Exercise description: Leave out the pictures and copy the remaining records exactly.

Recorded information:
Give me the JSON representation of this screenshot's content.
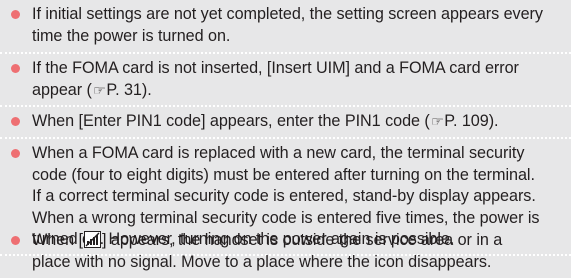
{
  "colors": {
    "background": "#e7e7e8",
    "bullet": "#ee6f72",
    "text": "#231f20",
    "divider": "#ffffff"
  },
  "notes": [
    {
      "lines": [
        "If initial settings are not yet completed, the setting screen appears every",
        "time the power is turned on."
      ]
    },
    {
      "line1": "If the FOMA card is not inserted, [Insert UIM] and a FOMA card error",
      "line2_before": "appear (",
      "ref_icon": "☞",
      "line2_after": "P. 31)."
    },
    {
      "before": "When [Enter PIN1 code] appears, enter the PIN1 code (",
      "ref_icon": "☞",
      "after": "P. 109)."
    },
    {
      "lines": [
        "When a FOMA card is replaced with a new card, the terminal security",
        "code (four to eight digits) must be entered after turning on the terminal.",
        "If a correct terminal security code is entered, stand-by display appears.",
        "When a wrong terminal security code is entered five times, the power is",
        "turned off. However, turning on the power again is possible."
      ]
    },
    {
      "line1_before": "When [",
      "signal_icon": "out-of-service-icon",
      "line1_after": "] appears, the handset is outside the service area or in a",
      "line2": "place with no signal. Move to a place where the icon disappears."
    }
  ]
}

Written response:
Give me the JSON representation of this screenshot's content.
{
  "colors": {
    "background": "#e7e7e8",
    "bullet": "#ee6f72",
    "text": "#231f20",
    "divider": "#ffffff"
  },
  "notes": [
    {
      "lines": [
        "If initial settings are not yet completed, the setting screen appears every",
        "time the power is turned on."
      ]
    },
    {
      "line1": "If the FOMA card is not inserted, [Insert UIM] and a FOMA card error",
      "line2_before": "appear (",
      "ref_icon": "☞",
      "line2_after": "P. 31)."
    },
    {
      "before": "When [Enter PIN1 code] appears, enter the PIN1 code (",
      "ref_icon": "☞",
      "after": "P. 109)."
    },
    {
      "lines": [
        "When a FOMA card is replaced with a new card, the terminal security",
        "code (four to eight digits) must be entered after turning on the terminal.",
        "If a correct terminal security code is entered, stand-by display appears.",
        "When a wrong terminal security code is entered five times, the power is",
        "turned off. However, turning on the power again is possible."
      ]
    },
    {
      "line1_before": "When [",
      "signal_icon": "out-of-service-icon",
      "line1_after": "] appears, the handset is outside the service area or in a",
      "line2": "place with no signal. Move to a place where the icon disappears."
    }
  ]
}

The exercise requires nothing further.